### To do
Exactly as written, print each record in the listing.

### Data for processing
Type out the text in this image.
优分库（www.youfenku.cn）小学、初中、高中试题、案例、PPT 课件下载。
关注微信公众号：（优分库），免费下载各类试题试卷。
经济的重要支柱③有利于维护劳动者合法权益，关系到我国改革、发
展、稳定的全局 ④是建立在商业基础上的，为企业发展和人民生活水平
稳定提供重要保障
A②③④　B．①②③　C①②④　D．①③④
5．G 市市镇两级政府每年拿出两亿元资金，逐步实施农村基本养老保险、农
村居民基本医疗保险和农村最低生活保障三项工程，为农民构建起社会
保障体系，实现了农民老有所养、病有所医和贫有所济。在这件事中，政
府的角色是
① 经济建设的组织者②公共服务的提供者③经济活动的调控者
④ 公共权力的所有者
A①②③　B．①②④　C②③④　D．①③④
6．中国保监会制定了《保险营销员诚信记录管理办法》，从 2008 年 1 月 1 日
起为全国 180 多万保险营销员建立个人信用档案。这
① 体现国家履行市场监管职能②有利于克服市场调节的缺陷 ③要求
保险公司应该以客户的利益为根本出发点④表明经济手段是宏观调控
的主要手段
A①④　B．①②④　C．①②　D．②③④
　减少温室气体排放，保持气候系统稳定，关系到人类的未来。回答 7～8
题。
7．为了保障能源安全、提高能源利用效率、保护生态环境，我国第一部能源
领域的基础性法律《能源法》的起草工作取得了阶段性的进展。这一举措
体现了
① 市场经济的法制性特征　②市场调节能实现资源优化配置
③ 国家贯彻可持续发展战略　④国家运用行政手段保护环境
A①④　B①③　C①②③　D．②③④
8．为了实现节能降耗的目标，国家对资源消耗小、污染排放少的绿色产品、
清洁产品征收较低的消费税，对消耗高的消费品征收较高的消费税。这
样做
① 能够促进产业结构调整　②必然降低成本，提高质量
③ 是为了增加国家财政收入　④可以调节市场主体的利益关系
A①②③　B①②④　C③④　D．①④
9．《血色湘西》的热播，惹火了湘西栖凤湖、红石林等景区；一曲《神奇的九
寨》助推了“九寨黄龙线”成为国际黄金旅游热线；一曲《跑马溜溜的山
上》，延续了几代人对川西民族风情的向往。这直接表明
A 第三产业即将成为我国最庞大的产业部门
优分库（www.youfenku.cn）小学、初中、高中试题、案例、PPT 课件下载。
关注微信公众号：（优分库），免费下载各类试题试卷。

### Written response
Type out the text in this image.
优分库（www.youfenku.cn）小学、初中、高中试题、案例、PPT 课件下载。
关注微信公众号：（优分库），免费下载各类试题试卷。
经济的重要支柱③有利于维护劳动者合法权益，关系到我国改革、发
展、稳定的全局 ④是建立在商业基础上的，为企业发展和人民生活水平
稳定提供重要保障
A②③④　B．①②③　C①②④　D．①③④
5．G 市市镇两级政府每年拿出两亿元资金，逐步实施农村基本养老保险、农
村居民基本医疗保险和农村最低生活保障三项工程，为农民构建起社会
保障体系，实现了农民老有所养、病有所医和贫有所济。在这件事中，政
府的角色是
① 经济建设的组织者②公共服务的提供者③经济活动的调控者
④ 公共权力的所有者
A①②③　B．①②④　C②③④　D．①③④
6．中国保监会制定了《保险营销员诚信记录管理办法》，从 2008 年 1 月 1 日
起为全国 180 多万保险营销员建立个人信用档案。这
① 体现国家履行市场监管职能②有利于克服市场调节的缺陷 ③要求
保险公司应该以客户的利益为根本出发点④表明经济手段是宏观调控
的主要手段
A①④　B．①②④　C．①②　D．②③④
　减少温室气体排放，保持气候系统稳定，关系到人类的未来。回答 7～8
题。
7．为了保障能源安全、提高能源利用效率、保护生态环境，我国第一部能源
领域的基础性法律《能源法》的起草工作取得了阶段性的进展。这一举措
体现了
① 市场经济的法制性特征　②市场调节能实现资源优化配置
③ 国家贯彻可持续发展战略　④国家运用行政手段保护环境
A①④　B①③　C①②③　D．②③④
8．为了实现节能降耗的目标，国家对资源消耗小、污染排放少的绿色产品、
清洁产品征收较低的消费税，对消耗高的消费品征收较高的消费税。这
样做
① 能够促进产业结构调整　②必然降低成本，提高质量
③ 是为了增加国家财政收入　④可以调节市场主体的利益关系
A①②③　B①②④　C③④　D．①④
9．《血色湘西》的热播，惹火了湘西栖凤湖、红石林等景区；一曲《神奇的九
寨》助推了“九寨黄龙线”成为国际黄金旅游热线；一曲《跑马溜溜的山
上》，延续了几代人对川西民族风情的向往。这直接表明
A 第三产业即将成为我国最庞大的产业部门
优分库（www.youfenku.cn）小学、初中、高中试题、案例、PPT 课件下载。
关注微信公众号：（优分库），免费下载各类试题试卷。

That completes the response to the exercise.